● **TASK TO CARRY OUT**: Quote all entries in full, exactly.

● **SUPPLIED RECORDS**:
────────────────────
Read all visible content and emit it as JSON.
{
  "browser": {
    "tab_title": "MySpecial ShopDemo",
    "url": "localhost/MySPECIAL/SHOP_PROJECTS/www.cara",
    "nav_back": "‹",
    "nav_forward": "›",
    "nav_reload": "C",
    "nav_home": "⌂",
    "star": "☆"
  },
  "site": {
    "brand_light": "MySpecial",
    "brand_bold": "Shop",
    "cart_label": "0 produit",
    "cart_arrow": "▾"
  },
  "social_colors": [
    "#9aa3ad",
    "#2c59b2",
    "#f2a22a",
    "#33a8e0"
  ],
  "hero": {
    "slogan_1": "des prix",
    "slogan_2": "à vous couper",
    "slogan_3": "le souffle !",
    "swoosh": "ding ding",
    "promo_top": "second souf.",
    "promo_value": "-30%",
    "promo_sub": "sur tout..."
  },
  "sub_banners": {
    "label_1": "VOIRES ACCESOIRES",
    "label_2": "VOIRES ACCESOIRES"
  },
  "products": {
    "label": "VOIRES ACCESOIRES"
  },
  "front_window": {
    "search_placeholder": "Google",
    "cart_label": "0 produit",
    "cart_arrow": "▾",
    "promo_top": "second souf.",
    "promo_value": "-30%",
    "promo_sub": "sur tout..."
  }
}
────────────────────
● **FINAL RESULT**:
Read all visible content and emit it as JSON.
{
  "browser": {
    "tab_title": "MySpecial ShopDemo",
    "url": "localhost/MySPECIAL/SHOP_PROJECTS/www.cara",
    "nav_back": "‹",
    "nav_forward": "›",
    "nav_reload": "C",
    "nav_home": "⌂",
    "star": "☆"
  },
  "site": {
    "brand_light": "MySpecial",
    "brand_bold": "Shop",
    "cart_label": "0 produit",
    "cart_arrow": "▾"
  },
  "social_colors": [
    "#9aa3ad",
    "#2c59b2",
    "#f2a22a",
    "#33a8e0"
  ],
  "hero": {
    "slogan_1": "des prix",
    "slogan_2": "à vous couper",
    "slogan_3": "le souffle !",
    "swoosh": "ding ding",
    "promo_top": "second souf.",
    "promo_value": "-30%",
    "promo_sub": "sur tout..."
  },
  "sub_banners": {
    "label_1": "VOIRES ACCESOIRES",
    "label_2": "VOIRES ACCESOIRES"
  },
  "products": {
    "label": "VOIRES ACCESOIRES"
  },
  "front_window": {
    "search_placeholder": "Google",
    "cart_label": "0 produit",
    "cart_arrow": "▾",
    "promo_top": "second souf.",
    "promo_value": "-30%",
    "promo_sub": "sur tout..."
  }
}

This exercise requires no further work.